## begin RECORDS PROVIDED
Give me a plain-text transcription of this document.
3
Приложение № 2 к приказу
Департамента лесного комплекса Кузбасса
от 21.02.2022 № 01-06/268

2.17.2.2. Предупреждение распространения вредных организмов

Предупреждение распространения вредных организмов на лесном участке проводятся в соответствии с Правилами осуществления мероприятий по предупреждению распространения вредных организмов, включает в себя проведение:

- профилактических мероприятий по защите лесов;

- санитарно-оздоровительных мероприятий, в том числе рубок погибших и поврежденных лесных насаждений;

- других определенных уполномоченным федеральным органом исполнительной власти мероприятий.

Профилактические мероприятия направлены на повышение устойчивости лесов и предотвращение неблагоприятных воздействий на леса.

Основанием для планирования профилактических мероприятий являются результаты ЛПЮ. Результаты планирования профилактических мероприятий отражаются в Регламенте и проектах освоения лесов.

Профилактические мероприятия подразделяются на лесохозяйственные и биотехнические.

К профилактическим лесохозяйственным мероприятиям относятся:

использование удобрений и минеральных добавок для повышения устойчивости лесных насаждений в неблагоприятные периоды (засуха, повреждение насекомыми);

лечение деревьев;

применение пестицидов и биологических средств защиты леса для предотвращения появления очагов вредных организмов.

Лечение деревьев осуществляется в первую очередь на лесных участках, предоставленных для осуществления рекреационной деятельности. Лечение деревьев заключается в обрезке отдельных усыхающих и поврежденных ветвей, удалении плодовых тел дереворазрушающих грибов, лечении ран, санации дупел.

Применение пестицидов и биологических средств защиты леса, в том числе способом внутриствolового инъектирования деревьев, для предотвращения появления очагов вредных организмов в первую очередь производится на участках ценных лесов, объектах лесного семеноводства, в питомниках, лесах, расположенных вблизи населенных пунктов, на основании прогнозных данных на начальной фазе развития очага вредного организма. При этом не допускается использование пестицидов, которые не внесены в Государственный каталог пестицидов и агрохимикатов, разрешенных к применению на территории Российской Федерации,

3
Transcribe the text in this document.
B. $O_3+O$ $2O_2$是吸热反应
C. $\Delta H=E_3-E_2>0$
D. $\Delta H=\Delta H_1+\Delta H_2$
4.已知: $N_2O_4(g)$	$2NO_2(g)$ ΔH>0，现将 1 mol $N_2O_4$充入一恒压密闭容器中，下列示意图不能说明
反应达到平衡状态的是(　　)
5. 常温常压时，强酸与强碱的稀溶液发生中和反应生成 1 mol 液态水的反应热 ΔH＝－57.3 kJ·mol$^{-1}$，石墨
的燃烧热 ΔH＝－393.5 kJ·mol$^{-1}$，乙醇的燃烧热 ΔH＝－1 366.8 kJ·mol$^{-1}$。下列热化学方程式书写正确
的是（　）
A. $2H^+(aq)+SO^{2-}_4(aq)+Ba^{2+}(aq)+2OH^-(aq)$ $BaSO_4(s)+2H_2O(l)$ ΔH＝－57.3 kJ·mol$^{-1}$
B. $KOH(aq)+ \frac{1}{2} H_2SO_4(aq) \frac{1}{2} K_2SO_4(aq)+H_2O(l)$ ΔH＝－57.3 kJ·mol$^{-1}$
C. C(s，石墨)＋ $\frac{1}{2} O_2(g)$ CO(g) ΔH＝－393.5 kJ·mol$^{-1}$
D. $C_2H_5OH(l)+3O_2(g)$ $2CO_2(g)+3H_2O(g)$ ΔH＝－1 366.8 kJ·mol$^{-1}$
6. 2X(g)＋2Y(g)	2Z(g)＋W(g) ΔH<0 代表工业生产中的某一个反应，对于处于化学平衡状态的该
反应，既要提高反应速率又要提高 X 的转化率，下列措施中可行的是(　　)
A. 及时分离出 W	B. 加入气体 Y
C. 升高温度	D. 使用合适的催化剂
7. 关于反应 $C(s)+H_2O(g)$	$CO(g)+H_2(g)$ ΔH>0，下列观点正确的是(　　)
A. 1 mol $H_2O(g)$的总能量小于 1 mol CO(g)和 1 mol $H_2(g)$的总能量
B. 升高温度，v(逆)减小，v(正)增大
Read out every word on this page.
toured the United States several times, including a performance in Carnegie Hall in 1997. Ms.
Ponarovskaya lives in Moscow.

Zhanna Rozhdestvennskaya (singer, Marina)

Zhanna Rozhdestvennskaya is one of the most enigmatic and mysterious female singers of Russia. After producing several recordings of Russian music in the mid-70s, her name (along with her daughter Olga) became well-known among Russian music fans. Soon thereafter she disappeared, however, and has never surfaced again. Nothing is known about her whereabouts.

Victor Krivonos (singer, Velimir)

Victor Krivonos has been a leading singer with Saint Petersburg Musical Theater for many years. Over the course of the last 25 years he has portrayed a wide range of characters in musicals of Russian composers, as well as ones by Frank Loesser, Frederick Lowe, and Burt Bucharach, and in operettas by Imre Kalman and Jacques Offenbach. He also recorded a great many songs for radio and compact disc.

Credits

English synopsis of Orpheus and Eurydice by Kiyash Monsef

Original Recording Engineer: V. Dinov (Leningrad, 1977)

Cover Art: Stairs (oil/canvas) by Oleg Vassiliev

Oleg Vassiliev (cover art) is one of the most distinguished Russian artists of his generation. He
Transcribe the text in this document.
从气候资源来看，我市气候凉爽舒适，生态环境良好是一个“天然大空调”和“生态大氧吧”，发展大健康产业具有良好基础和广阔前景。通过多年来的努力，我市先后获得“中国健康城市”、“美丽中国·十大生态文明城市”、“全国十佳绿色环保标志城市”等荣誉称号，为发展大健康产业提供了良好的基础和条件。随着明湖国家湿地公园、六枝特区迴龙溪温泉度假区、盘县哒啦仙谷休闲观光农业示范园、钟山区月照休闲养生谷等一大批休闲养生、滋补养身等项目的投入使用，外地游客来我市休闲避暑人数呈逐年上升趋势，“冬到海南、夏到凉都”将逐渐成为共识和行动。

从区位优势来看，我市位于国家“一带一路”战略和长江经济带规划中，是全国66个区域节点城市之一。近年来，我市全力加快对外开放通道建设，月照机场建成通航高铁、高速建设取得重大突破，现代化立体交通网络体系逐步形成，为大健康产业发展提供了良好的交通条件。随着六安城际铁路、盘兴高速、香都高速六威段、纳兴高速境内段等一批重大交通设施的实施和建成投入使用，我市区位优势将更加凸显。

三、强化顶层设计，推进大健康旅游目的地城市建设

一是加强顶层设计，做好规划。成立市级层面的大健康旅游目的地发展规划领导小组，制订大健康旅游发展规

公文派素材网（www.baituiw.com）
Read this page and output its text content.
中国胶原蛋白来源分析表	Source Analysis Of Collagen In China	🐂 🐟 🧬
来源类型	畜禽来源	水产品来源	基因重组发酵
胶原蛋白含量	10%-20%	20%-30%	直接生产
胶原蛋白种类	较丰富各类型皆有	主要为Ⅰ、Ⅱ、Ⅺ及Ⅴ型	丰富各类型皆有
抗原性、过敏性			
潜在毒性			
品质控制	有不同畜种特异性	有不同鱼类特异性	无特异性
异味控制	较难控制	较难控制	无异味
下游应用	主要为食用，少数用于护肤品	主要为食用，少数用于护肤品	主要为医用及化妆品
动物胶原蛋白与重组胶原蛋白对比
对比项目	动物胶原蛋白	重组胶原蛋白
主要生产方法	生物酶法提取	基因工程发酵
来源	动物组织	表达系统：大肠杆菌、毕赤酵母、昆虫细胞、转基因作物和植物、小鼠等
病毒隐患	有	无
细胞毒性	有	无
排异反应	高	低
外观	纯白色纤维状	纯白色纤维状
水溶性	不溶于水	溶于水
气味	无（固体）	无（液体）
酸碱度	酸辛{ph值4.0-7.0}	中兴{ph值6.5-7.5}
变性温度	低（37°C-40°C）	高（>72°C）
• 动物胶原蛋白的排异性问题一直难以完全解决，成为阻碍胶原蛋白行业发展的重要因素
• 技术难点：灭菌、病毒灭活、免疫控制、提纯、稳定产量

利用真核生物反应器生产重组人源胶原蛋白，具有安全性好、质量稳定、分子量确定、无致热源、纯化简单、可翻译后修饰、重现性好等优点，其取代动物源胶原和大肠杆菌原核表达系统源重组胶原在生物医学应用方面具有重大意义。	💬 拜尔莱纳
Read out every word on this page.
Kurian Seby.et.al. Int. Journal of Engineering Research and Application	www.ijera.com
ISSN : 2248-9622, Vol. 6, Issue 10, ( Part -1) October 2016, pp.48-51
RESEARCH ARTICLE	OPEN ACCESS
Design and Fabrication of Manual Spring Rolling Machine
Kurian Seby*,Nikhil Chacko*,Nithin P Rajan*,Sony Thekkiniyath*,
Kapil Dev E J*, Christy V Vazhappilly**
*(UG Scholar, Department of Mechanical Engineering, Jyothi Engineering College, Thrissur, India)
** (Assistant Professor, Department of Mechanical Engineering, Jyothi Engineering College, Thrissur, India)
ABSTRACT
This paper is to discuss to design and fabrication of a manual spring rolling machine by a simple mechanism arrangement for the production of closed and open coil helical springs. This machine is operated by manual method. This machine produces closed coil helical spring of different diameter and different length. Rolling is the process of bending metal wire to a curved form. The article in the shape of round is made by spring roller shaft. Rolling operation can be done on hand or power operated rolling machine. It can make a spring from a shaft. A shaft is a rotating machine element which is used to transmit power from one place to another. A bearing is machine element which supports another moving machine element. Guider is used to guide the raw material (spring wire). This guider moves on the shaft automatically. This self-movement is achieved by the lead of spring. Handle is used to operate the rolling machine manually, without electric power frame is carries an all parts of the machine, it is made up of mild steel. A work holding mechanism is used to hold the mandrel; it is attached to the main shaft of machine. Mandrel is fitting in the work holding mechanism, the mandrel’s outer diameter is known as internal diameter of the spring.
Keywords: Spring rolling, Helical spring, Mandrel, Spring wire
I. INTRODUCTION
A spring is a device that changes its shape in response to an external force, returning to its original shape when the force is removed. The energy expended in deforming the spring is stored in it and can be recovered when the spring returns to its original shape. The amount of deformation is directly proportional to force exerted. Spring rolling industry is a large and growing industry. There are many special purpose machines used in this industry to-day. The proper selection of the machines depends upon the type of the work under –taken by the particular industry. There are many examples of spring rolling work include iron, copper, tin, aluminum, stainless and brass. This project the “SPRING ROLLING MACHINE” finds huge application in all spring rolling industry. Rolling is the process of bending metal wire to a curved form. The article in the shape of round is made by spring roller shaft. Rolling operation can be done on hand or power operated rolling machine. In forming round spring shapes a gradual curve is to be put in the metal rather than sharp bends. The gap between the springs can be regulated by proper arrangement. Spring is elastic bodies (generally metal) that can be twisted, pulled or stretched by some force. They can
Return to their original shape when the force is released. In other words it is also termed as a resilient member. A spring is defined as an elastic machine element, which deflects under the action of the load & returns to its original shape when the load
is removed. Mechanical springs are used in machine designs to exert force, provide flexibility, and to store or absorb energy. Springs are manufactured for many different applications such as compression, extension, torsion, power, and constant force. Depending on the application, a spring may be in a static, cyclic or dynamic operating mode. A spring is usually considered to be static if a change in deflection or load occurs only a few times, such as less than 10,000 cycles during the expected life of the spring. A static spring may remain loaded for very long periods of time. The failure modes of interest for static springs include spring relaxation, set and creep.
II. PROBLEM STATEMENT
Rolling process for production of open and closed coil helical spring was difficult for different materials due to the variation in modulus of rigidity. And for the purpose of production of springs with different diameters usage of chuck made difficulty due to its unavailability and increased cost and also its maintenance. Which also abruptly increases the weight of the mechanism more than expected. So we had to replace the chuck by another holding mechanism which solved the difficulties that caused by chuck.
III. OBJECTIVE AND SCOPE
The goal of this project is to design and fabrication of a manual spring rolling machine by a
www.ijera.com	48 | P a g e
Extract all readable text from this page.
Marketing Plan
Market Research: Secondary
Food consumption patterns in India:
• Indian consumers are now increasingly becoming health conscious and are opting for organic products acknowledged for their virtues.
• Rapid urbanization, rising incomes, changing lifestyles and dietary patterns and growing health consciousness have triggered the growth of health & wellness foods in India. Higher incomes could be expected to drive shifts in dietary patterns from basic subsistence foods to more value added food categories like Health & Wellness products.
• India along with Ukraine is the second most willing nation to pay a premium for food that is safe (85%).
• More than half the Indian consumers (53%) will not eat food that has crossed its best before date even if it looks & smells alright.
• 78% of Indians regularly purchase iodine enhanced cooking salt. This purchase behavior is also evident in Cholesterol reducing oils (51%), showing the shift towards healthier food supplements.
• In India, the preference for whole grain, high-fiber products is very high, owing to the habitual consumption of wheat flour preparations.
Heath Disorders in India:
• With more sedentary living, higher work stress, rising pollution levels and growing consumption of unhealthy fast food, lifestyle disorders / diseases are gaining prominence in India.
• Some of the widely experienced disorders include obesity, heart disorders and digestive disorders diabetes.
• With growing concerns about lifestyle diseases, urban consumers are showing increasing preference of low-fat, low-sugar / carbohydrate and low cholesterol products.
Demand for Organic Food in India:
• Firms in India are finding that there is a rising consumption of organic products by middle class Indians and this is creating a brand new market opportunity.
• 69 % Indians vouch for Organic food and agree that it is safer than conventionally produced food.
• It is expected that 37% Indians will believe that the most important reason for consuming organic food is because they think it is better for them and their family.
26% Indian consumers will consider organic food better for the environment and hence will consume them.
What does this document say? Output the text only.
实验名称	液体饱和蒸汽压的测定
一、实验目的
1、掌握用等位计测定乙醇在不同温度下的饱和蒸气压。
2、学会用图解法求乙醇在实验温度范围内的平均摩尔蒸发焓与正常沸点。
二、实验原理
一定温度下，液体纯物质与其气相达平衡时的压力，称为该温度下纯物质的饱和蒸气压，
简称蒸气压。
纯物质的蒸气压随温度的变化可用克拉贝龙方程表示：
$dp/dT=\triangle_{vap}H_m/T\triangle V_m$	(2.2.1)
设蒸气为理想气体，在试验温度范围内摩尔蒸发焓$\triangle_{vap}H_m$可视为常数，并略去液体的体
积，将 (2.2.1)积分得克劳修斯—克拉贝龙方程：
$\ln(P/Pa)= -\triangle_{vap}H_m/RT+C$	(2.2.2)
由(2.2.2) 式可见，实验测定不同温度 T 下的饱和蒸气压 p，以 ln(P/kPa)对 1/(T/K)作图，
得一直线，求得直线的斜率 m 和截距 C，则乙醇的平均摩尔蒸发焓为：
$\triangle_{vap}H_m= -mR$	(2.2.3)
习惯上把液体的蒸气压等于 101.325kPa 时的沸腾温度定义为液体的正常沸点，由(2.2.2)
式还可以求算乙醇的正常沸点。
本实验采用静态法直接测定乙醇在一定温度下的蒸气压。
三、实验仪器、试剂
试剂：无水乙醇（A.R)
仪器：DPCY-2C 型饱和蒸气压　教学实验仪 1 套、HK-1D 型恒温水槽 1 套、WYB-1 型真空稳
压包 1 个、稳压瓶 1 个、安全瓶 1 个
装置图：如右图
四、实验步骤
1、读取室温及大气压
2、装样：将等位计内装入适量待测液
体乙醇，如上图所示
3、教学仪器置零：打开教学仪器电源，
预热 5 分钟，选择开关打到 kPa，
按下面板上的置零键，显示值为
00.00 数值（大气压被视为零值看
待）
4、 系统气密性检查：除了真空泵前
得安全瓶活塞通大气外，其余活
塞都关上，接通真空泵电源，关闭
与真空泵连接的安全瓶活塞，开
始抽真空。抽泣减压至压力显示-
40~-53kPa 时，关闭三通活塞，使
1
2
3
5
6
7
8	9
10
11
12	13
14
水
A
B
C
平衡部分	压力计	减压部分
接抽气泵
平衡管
## end RECORDS PROVIDED
REQUIRED WORK: In the records above, find each line holding "устойчивости" and copy it.

FINAL ANSWER:
Профилактические мероприятия направлены на повышение устойчивости лесов и предотвращение неблагоприятных воздействий на леса.
использование удобрений и минеральных добавок для повышения устойчивости лесных насаждений в неблагоприятные периоды (засуха, повреждение насекомыми);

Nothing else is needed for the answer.